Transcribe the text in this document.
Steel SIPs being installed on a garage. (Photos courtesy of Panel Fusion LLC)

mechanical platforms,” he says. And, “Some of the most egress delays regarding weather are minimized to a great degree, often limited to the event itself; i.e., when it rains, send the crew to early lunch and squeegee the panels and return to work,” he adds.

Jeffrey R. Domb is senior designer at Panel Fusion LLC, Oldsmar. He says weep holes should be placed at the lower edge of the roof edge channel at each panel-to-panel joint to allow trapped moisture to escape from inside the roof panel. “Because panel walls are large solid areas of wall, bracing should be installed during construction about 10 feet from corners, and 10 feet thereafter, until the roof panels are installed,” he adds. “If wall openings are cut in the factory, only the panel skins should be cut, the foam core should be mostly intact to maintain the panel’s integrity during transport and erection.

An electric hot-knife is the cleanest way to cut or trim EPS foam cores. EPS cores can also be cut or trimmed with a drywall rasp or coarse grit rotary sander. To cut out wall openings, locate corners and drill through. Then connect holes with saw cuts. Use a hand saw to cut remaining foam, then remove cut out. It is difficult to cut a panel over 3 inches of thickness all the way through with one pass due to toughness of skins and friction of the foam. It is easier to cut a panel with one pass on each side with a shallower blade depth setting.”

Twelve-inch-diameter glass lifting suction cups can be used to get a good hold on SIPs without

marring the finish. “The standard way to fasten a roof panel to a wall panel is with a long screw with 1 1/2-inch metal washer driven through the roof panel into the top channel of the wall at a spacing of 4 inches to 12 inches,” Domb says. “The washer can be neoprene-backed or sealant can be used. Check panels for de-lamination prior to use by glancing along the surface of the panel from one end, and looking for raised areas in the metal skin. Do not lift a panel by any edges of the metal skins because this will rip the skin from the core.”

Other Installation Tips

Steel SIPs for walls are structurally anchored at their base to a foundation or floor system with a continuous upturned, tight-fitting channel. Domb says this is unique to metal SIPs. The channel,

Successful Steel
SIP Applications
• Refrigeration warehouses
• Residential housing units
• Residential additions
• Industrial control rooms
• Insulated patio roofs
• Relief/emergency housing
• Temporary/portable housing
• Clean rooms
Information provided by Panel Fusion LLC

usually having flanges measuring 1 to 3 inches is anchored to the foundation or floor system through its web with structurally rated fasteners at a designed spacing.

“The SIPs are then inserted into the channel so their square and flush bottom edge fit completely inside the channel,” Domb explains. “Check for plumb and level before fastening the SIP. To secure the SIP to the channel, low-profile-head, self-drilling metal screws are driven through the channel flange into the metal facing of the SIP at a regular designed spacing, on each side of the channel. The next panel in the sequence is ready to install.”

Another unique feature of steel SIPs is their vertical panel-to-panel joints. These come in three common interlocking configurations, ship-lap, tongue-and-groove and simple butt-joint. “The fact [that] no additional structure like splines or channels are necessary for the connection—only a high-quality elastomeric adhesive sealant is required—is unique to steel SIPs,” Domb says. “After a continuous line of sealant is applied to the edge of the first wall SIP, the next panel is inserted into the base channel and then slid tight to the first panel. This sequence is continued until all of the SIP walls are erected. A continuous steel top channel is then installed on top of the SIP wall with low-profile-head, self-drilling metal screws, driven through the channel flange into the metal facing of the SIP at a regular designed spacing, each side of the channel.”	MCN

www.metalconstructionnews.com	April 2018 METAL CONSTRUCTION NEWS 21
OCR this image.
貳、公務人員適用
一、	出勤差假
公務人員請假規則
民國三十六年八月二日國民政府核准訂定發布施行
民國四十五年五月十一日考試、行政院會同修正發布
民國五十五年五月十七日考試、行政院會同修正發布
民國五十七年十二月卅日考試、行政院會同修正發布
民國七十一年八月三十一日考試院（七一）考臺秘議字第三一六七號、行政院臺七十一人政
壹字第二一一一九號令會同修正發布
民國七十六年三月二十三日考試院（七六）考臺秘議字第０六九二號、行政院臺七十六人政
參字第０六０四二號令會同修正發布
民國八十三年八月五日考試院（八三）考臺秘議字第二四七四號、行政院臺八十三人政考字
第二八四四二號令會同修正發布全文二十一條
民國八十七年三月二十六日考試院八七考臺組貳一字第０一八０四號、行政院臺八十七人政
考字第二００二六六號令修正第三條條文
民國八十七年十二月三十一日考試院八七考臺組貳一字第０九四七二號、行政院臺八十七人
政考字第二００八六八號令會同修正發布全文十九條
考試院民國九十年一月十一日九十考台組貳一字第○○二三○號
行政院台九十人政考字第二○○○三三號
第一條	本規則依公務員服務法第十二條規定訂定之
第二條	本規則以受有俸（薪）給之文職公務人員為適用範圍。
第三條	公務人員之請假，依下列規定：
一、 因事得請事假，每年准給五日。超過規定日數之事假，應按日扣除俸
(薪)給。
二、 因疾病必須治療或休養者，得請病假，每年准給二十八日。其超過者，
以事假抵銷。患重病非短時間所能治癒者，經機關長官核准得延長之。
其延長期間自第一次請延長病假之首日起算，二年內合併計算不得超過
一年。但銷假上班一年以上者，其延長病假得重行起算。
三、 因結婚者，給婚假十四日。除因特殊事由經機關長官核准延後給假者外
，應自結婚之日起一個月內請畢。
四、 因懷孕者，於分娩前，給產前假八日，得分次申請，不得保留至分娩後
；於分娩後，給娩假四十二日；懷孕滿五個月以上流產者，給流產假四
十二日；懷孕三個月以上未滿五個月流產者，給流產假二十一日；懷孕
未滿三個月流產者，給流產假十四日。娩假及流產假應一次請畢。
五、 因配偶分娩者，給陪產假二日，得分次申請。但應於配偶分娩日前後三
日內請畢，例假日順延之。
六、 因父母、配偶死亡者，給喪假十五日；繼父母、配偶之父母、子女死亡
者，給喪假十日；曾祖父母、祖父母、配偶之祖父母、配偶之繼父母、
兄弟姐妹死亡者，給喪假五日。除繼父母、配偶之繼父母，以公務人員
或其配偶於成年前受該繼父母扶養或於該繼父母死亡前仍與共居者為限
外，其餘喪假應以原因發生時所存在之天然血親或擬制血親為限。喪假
══════════
Copy each line in the data that holds the word "得分次申請".

Output for this exercise |
四、 因懷孕者，於分娩前，給產前假八日，得分次申請，不得保留至分娩後
五、 因配偶分娩者，給陪產假二日，得分次申請。但應於配偶分娩日前後三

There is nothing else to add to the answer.